- What you are asked to do -
Which lines hold the word "name"? Copy each of them.

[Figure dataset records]

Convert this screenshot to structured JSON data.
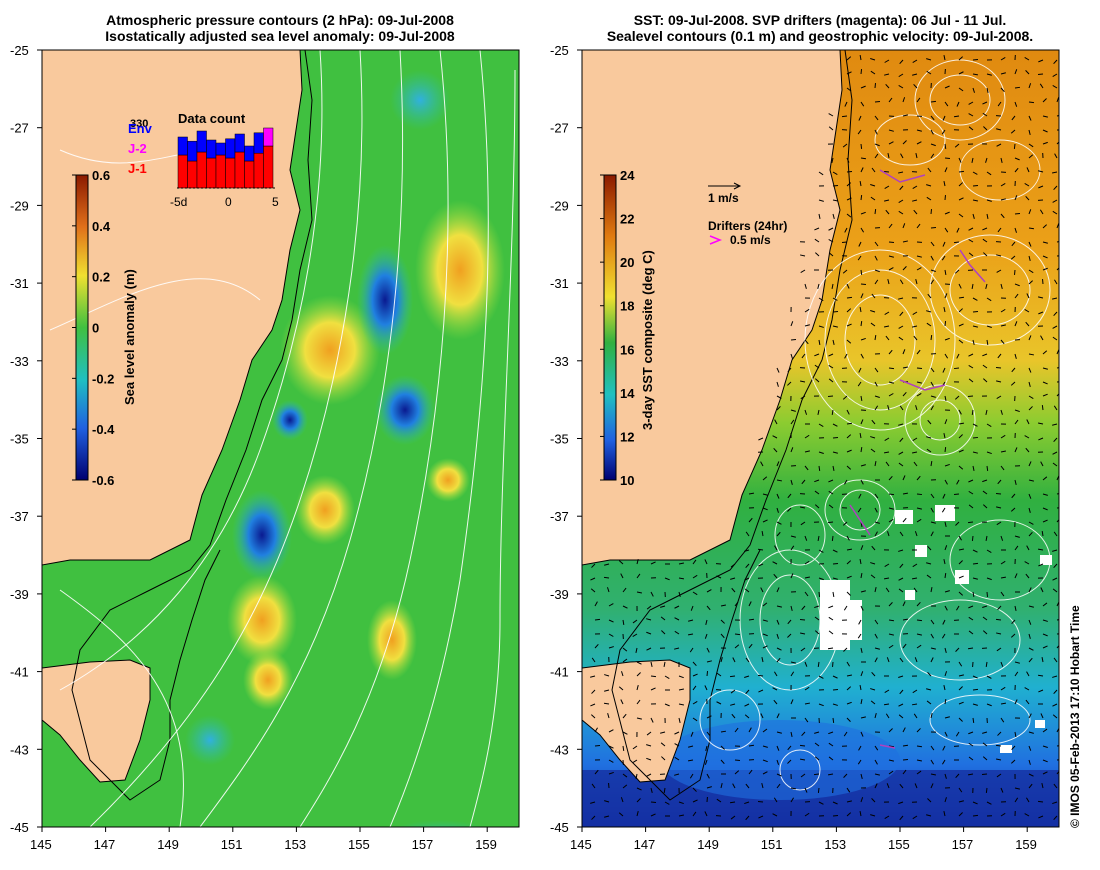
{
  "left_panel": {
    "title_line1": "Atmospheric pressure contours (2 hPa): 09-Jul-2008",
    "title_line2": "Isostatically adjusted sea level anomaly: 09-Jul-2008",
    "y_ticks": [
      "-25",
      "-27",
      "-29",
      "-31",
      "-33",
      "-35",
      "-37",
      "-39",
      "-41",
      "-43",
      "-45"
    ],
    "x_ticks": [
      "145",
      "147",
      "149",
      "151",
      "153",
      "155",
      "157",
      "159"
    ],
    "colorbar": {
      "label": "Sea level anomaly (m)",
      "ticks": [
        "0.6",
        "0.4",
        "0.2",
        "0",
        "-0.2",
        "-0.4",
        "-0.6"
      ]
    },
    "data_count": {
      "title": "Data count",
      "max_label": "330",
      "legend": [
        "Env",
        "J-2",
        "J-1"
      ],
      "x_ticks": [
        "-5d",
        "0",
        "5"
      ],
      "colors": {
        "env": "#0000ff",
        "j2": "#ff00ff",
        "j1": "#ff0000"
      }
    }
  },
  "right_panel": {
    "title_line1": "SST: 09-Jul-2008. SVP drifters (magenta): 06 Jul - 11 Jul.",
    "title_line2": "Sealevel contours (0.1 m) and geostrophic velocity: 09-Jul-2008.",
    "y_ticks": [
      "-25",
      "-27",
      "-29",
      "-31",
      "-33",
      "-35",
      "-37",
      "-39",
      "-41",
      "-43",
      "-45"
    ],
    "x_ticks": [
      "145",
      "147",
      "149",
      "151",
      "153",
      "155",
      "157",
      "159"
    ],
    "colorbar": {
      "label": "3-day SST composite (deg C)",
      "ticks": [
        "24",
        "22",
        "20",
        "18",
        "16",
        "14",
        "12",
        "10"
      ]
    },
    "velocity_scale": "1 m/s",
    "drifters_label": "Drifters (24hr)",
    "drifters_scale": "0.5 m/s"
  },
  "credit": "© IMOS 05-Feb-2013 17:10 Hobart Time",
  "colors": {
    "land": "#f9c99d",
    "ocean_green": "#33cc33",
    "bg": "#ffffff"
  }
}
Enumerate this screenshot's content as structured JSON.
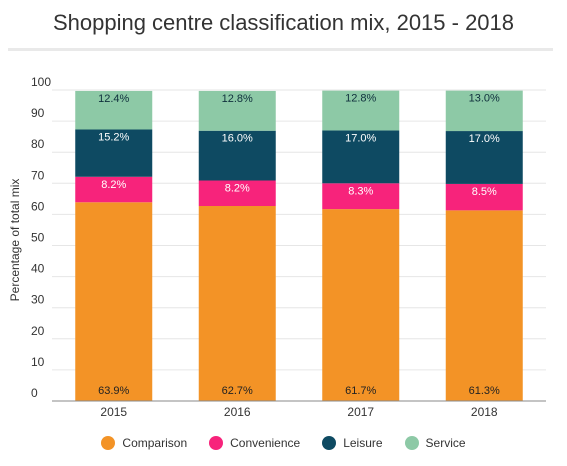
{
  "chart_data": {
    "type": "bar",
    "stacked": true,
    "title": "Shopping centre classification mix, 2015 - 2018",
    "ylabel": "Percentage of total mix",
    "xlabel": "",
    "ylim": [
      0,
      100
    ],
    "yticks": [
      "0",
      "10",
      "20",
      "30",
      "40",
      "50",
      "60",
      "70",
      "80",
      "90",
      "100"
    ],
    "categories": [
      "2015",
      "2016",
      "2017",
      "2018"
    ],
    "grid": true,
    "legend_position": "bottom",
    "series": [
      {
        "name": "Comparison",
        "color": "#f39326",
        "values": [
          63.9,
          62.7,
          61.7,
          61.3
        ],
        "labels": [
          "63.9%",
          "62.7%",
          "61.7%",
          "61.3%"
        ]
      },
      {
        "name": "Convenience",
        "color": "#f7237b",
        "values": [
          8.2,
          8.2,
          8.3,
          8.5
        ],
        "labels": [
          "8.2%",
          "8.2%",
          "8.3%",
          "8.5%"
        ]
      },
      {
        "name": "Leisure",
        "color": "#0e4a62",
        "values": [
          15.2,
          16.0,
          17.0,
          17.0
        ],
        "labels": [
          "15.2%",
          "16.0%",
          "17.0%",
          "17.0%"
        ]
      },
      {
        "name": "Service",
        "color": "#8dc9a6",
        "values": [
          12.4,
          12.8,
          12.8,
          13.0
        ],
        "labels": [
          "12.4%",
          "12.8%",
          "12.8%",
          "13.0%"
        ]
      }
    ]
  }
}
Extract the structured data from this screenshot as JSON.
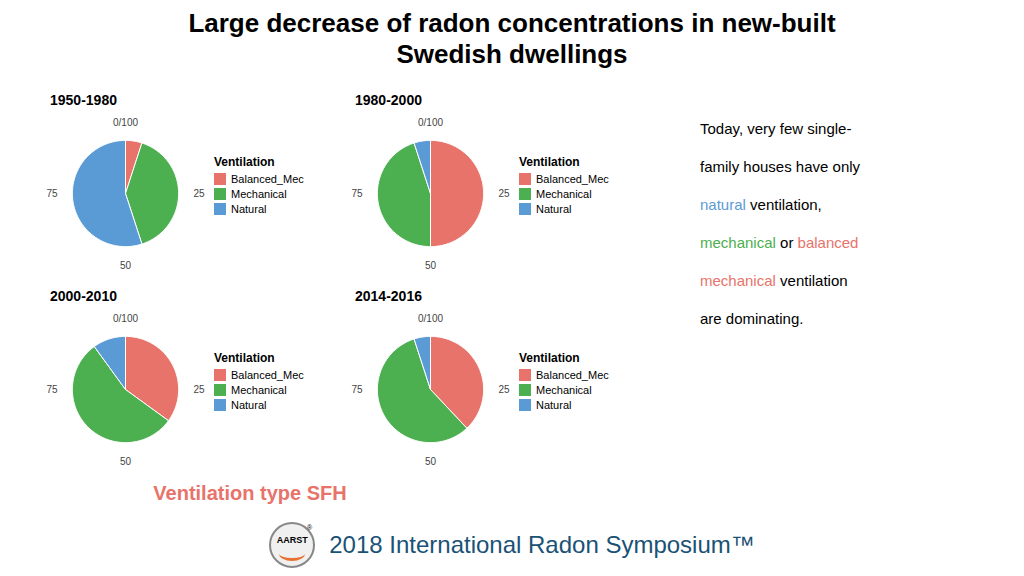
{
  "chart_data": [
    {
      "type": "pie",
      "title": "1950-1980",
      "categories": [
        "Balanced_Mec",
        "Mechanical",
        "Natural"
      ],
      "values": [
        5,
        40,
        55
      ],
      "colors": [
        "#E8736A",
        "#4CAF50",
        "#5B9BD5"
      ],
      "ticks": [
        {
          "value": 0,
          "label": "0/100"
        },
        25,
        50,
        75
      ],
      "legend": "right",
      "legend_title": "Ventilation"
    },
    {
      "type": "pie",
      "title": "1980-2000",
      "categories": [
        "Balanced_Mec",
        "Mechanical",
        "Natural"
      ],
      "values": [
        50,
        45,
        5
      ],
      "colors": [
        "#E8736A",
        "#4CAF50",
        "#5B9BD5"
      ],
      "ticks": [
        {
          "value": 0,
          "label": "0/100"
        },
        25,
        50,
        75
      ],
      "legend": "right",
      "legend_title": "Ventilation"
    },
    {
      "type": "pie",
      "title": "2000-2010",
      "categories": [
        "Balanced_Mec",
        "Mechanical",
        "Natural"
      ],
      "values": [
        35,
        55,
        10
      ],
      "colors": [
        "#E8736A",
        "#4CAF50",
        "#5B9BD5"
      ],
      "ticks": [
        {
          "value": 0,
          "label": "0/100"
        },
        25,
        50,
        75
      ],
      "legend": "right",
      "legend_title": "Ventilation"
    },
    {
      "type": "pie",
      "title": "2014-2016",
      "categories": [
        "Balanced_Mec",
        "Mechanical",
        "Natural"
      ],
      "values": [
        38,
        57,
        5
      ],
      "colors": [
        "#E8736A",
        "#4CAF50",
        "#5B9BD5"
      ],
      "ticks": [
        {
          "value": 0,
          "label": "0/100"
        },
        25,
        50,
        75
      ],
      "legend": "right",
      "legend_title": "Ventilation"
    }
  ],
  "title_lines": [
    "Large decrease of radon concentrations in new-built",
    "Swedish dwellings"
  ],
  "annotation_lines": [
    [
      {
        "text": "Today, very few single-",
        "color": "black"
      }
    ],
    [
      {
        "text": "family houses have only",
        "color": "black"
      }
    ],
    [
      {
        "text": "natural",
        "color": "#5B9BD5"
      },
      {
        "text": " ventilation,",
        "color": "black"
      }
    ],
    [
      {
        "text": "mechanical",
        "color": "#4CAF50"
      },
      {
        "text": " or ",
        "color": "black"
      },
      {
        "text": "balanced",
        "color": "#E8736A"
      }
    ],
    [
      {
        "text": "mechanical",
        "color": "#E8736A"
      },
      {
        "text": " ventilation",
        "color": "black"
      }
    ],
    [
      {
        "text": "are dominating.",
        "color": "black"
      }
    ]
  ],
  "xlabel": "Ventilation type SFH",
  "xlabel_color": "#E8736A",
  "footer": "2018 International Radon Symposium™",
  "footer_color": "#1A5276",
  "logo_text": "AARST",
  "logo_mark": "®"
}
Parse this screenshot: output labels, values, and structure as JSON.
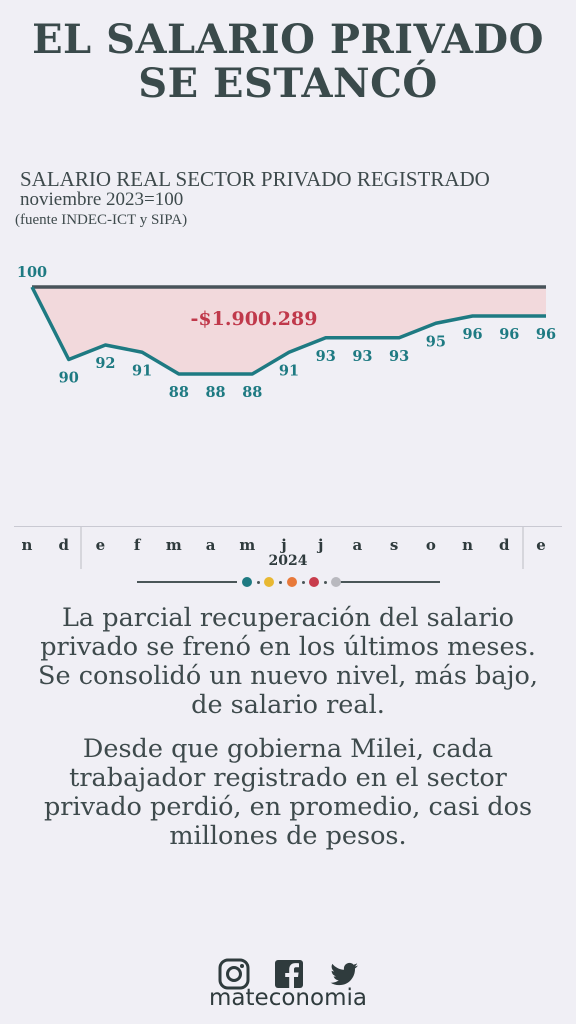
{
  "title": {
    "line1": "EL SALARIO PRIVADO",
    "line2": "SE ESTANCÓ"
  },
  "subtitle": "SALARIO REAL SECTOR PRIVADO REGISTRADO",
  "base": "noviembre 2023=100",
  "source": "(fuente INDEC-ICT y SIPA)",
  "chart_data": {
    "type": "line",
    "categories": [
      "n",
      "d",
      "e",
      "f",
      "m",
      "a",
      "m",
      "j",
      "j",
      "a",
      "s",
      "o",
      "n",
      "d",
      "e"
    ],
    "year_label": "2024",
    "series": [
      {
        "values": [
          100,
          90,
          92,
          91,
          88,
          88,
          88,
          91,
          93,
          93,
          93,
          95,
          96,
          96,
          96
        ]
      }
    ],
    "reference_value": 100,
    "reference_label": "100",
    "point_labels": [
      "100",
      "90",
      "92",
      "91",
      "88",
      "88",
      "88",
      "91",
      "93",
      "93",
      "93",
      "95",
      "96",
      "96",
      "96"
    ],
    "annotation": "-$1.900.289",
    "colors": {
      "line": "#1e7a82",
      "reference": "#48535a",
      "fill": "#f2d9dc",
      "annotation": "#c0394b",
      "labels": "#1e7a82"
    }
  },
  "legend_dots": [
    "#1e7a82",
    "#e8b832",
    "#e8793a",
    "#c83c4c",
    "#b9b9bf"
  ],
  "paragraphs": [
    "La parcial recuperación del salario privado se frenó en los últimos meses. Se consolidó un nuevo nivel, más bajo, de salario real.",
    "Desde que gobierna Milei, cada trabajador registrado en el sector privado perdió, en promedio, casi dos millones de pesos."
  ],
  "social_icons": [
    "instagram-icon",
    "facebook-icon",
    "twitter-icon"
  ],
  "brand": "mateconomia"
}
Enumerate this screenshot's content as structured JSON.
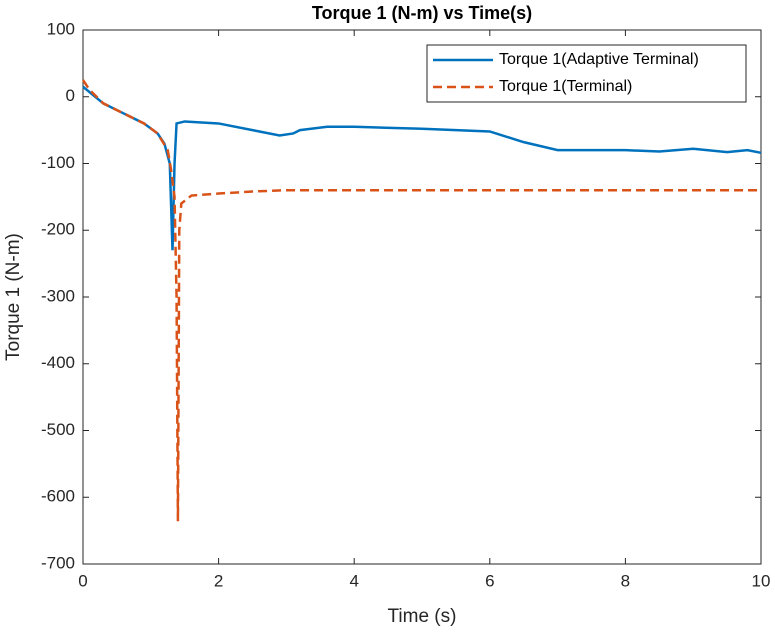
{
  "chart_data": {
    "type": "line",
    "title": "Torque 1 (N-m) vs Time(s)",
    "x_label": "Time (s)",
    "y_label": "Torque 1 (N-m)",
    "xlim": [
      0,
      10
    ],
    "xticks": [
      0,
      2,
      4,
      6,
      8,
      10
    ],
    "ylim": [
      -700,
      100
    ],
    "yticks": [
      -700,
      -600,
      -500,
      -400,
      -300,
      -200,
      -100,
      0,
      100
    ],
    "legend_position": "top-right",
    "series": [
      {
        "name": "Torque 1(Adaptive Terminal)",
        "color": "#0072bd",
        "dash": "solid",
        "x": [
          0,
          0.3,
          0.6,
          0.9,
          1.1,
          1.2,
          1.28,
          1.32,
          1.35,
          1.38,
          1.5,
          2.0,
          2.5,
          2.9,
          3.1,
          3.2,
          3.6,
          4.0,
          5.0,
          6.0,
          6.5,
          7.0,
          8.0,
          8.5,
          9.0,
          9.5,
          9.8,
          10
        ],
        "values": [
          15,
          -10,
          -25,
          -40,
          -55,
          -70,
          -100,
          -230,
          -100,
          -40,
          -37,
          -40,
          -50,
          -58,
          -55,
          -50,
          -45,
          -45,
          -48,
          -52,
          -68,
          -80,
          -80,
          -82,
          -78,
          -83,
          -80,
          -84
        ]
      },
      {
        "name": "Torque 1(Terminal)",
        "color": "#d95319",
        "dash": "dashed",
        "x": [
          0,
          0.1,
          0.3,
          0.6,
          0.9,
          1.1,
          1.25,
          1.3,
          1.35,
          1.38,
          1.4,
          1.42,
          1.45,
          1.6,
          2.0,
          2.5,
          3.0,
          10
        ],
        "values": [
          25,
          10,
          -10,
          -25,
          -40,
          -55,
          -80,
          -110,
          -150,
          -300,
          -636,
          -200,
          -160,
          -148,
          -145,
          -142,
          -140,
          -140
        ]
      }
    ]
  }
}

- Output -
        "name": "Comparison",
        "name": "Convenience",
        "name": "Leisure",
        "name": "Service",
        "name": "Torque 1(Adaptive Terminal)",
        "name": "Torque 1(Terminal)",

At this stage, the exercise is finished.